_Recorded data:_
--

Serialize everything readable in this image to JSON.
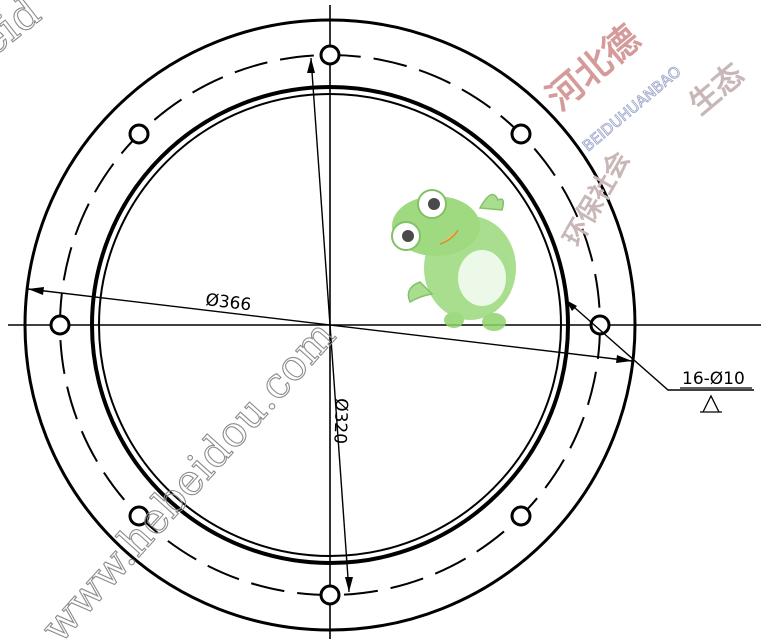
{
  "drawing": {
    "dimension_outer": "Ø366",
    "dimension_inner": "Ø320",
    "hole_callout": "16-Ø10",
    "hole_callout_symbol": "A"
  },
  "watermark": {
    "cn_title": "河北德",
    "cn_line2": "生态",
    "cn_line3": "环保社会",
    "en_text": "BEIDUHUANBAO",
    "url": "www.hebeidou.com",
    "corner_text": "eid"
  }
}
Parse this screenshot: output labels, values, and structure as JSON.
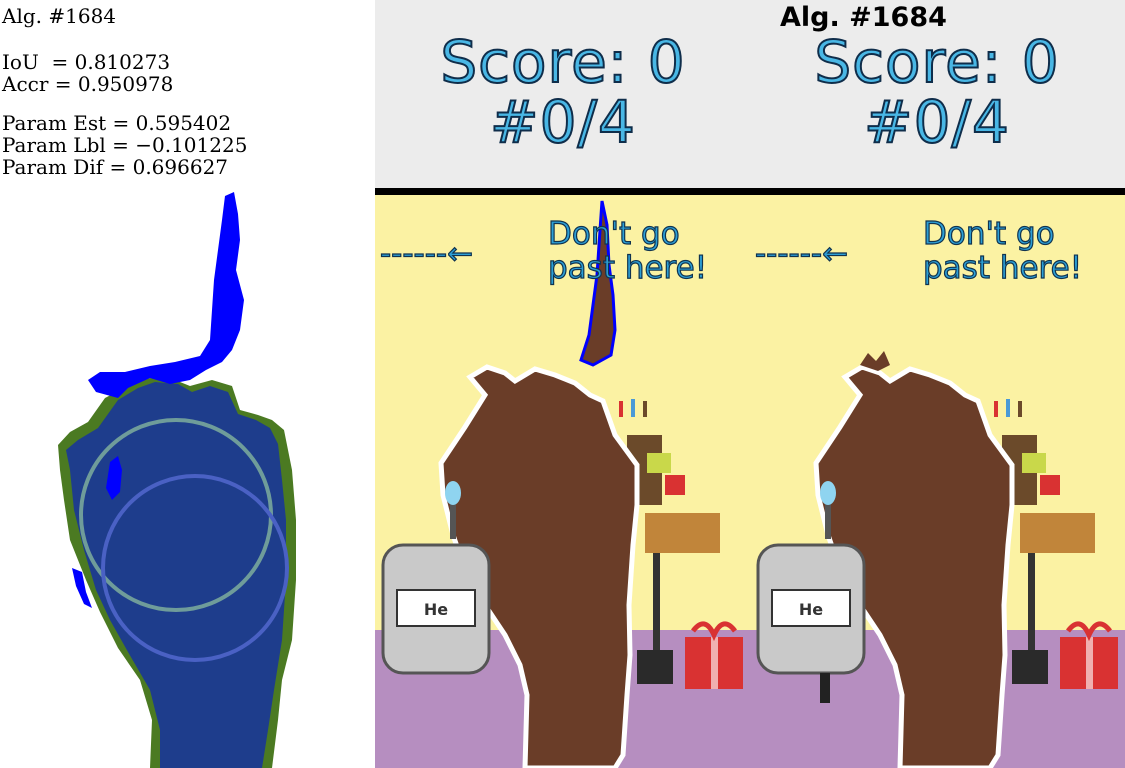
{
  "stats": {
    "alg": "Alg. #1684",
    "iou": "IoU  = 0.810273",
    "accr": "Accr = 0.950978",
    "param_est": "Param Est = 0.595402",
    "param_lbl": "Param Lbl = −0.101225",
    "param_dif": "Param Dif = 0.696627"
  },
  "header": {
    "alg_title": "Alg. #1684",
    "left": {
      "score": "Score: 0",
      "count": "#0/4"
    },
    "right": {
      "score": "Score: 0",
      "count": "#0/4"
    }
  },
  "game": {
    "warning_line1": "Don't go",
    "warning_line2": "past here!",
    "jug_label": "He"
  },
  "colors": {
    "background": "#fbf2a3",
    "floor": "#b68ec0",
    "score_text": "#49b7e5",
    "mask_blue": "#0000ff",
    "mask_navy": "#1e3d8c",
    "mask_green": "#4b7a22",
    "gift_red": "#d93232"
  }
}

--

_Stated task:_ Omit the pictures and reproduce the listing exactly.

_Problem solution:_
Serialize everything readable in this image to JSON.
{
  "drawing": {
    "dimension_outer": "Ø366",
    "dimension_inner": "Ø320",
    "hole_callout": "16-Ø10",
    "hole_callout_symbol": "A"
  },
  "watermark": {
    "cn_title": "河北德",
    "cn_line2": "生态",
    "cn_line3": "环保社会",
    "en_text": "BEIDUHUANBAO",
    "url": "www.hebeidou.com",
    "corner_text": "eid"
  }
}
Parse this screenshot: output labels, values, and structure as JSON.
{
  "stats": {
    "alg": "Alg. #1684",
    "iou": "IoU  = 0.810273",
    "accr": "Accr = 0.950978",
    "param_est": "Param Est = 0.595402",
    "param_lbl": "Param Lbl = −0.101225",
    "param_dif": "Param Dif = 0.696627"
  },
  "header": {
    "alg_title": "Alg. #1684",
    "left": {
      "score": "Score: 0",
      "count": "#0/4"
    },
    "right": {
      "score": "Score: 0",
      "count": "#0/4"
    }
  },
  "game": {
    "warning_line1": "Don't go",
    "warning_line2": "past here!",
    "jug_label": "He"
  },
  "colors": {
    "background": "#fbf2a3",
    "floor": "#b68ec0",
    "score_text": "#49b7e5",
    "mask_blue": "#0000ff",
    "mask_navy": "#1e3d8c",
    "mask_green": "#4b7a22",
    "gift_red": "#d93232"
  }
}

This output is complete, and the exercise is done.